>>>

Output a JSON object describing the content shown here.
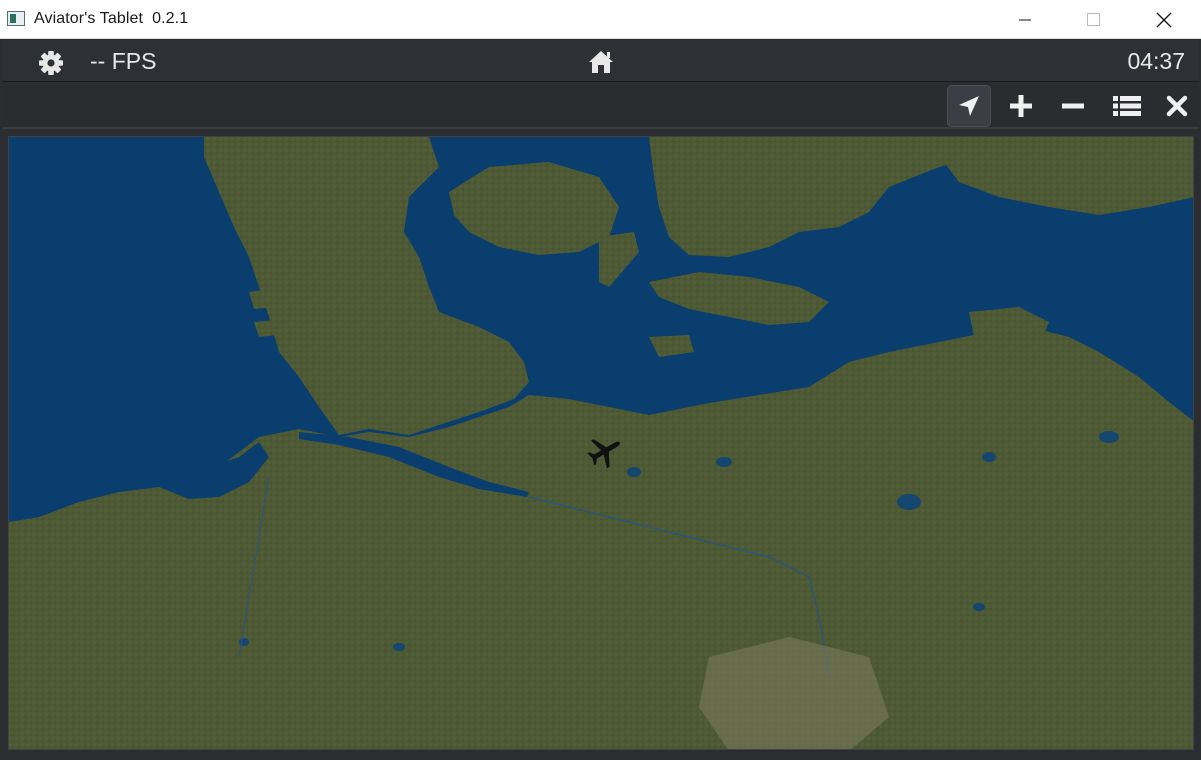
{
  "window": {
    "title": "Aviator's Tablet  0.2.1"
  },
  "topbar": {
    "fps_label": "-- FPS",
    "clock": "04:37",
    "icons": [
      "gear-icon",
      "home-icon"
    ]
  },
  "toolbar": {
    "icons": [
      "navigation-arrow-icon",
      "plus-icon",
      "minus-icon",
      "list-icon",
      "close-icon"
    ],
    "active": "navigation-arrow-icon"
  },
  "colors": {
    "sea": "#0a3e6e",
    "land": "#4e5a35",
    "bar": "#2d3035",
    "text": "#e8e8e8",
    "aircraft": "#111111"
  }
}
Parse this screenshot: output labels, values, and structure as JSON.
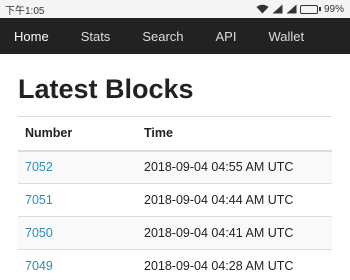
{
  "status_bar": {
    "time": "下午1:05",
    "battery": "99%",
    "battery_level": 0.99
  },
  "nav": {
    "items": [
      {
        "label": "Home",
        "active": true
      },
      {
        "label": "Stats"
      },
      {
        "label": "Search"
      },
      {
        "label": "API"
      },
      {
        "label": "Wallet"
      }
    ]
  },
  "page": {
    "title": "Latest Blocks",
    "link_color": "#2a8fbd"
  },
  "table": {
    "headers": [
      "Number",
      "Time"
    ],
    "rows": [
      {
        "number": "7052",
        "time": "2018-09-04 04:55 AM UTC"
      },
      {
        "number": "7051",
        "time": "2018-09-04 04:44 AM UTC"
      },
      {
        "number": "7050",
        "time": "2018-09-04 04:41 AM UTC"
      },
      {
        "number": "7049",
        "time": "2018-09-04 04:28 AM UTC"
      }
    ]
  }
}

<<<

_STATED GOAL_
In the listing above, locate each line with "active" and copy it.

_TASK OUTPUT_
    "active": "navigation-arrow-icon"
        "active": true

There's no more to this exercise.